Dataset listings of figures
----------------

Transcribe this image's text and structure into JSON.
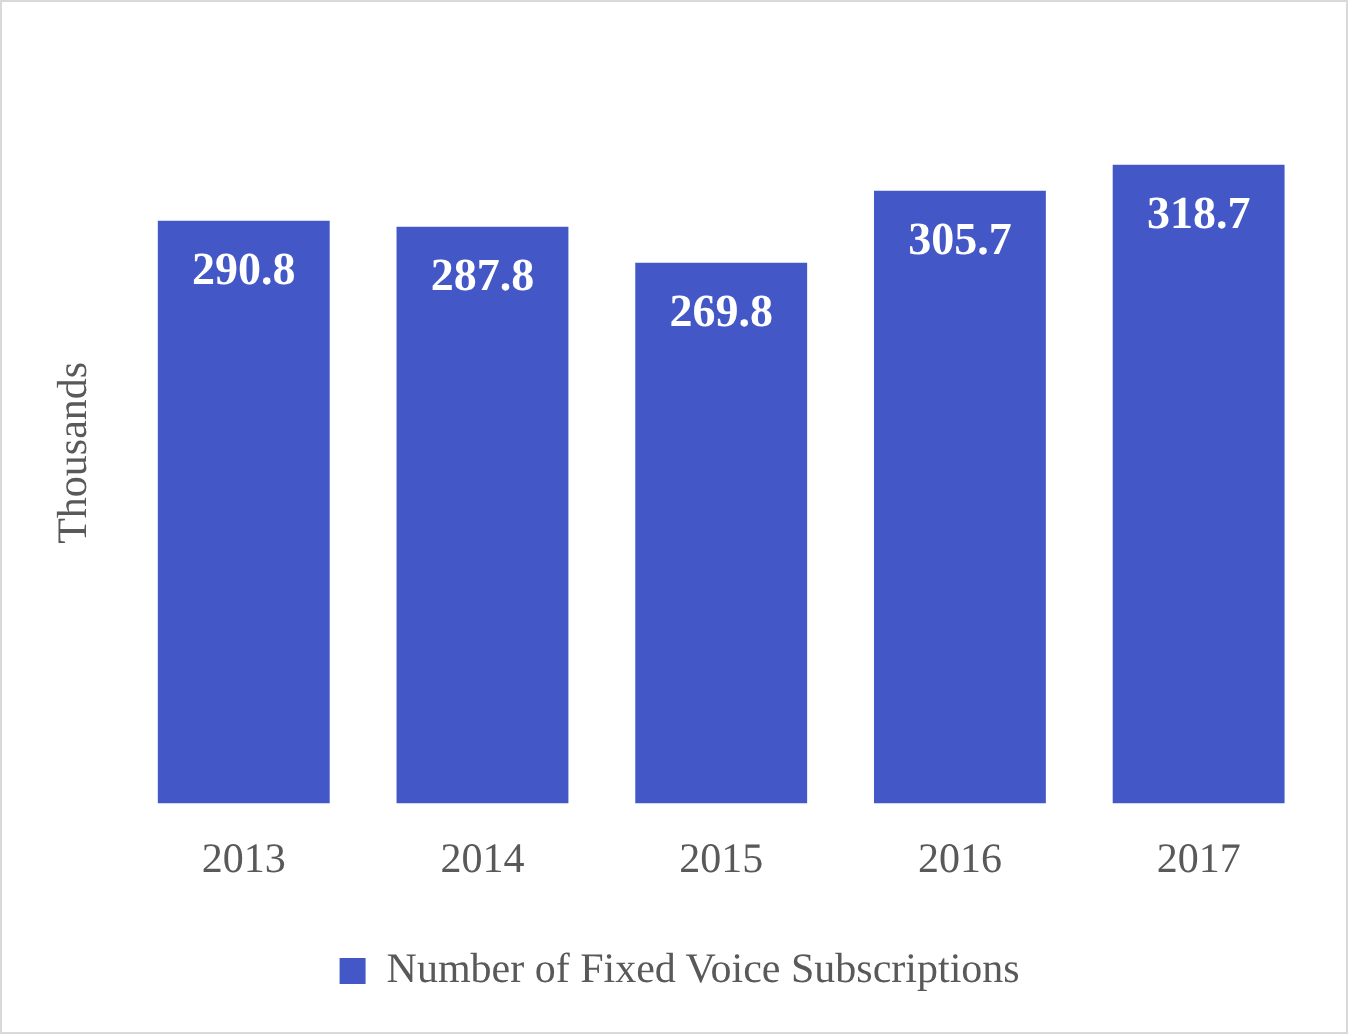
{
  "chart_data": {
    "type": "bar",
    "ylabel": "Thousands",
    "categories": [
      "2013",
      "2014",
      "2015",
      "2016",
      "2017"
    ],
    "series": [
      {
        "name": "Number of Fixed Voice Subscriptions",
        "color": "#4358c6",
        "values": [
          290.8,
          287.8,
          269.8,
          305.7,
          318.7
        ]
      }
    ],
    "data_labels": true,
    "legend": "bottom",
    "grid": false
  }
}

----------------

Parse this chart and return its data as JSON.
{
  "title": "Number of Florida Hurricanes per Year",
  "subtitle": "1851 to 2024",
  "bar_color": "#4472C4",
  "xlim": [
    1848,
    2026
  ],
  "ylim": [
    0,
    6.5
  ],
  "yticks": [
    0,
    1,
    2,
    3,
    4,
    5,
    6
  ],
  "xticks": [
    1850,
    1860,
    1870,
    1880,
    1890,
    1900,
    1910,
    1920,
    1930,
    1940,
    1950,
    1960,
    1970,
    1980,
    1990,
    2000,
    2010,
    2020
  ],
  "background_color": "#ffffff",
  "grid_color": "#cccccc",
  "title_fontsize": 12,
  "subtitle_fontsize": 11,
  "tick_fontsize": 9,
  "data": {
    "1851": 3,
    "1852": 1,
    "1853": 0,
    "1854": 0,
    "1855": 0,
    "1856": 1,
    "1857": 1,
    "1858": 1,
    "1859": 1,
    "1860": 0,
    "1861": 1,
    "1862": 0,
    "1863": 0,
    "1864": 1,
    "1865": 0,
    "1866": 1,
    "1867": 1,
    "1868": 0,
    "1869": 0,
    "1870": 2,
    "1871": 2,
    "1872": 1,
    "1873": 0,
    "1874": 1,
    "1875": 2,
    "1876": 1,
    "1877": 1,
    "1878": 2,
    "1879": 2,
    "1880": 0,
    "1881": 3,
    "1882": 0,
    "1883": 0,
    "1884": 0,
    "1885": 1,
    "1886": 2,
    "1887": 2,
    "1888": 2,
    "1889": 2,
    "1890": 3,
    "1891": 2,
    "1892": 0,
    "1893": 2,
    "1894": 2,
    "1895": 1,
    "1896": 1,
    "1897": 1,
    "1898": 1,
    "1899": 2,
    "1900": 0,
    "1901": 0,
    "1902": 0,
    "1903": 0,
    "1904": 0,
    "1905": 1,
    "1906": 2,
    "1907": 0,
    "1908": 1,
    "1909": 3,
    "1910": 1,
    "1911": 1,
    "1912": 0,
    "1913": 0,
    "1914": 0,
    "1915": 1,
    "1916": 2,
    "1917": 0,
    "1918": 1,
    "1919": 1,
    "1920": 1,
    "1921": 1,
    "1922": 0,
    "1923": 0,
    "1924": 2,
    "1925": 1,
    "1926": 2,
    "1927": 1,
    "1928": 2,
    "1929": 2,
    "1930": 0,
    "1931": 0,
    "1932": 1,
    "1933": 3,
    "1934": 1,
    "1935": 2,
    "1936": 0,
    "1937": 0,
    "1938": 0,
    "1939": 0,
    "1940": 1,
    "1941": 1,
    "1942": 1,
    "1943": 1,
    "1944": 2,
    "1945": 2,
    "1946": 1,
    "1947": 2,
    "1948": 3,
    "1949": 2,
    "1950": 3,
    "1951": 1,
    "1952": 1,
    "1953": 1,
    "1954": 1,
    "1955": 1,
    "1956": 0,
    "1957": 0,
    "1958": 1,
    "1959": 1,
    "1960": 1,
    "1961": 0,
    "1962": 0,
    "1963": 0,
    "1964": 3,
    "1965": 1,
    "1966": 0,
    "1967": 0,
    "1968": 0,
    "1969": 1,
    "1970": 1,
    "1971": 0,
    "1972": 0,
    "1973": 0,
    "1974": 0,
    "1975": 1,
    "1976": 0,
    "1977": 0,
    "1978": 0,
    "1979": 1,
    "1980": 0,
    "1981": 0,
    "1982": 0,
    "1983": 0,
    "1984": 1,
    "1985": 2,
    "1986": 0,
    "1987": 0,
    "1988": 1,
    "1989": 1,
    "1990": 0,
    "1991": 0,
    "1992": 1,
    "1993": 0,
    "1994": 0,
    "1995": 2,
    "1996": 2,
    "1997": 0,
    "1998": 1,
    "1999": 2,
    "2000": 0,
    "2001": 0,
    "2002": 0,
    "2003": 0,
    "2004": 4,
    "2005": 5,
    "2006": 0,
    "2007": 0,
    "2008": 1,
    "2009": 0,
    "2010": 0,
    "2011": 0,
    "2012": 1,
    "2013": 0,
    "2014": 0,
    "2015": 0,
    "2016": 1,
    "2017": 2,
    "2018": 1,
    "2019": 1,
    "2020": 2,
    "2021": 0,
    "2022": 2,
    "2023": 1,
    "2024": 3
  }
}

----------------

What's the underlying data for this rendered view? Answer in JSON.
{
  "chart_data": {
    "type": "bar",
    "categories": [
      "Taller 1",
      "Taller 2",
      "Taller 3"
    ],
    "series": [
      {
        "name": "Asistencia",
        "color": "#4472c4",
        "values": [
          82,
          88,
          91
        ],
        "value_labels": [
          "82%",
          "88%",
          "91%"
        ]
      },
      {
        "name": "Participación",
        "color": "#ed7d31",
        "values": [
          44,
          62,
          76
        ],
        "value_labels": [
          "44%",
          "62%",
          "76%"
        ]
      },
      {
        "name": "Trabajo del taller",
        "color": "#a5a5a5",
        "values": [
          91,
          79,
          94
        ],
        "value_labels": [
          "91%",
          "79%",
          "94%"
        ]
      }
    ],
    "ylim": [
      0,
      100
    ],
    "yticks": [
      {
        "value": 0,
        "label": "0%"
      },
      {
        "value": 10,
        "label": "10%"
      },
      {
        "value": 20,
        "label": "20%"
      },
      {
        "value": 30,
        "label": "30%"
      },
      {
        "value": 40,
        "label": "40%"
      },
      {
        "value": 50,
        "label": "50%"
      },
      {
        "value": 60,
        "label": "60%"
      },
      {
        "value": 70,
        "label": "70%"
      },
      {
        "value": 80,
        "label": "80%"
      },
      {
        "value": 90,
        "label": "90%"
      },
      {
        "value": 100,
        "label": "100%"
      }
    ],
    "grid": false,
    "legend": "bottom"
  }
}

----------------

— TO DO —
Pick out and copy the lines of the entries that hold the string "JSON".

— FINAL RESULT —
Transcribe this image's text and structure into JSON.
Parse this chart and return its data as JSON.
What's the underlying data for this rendered view? Answer in JSON.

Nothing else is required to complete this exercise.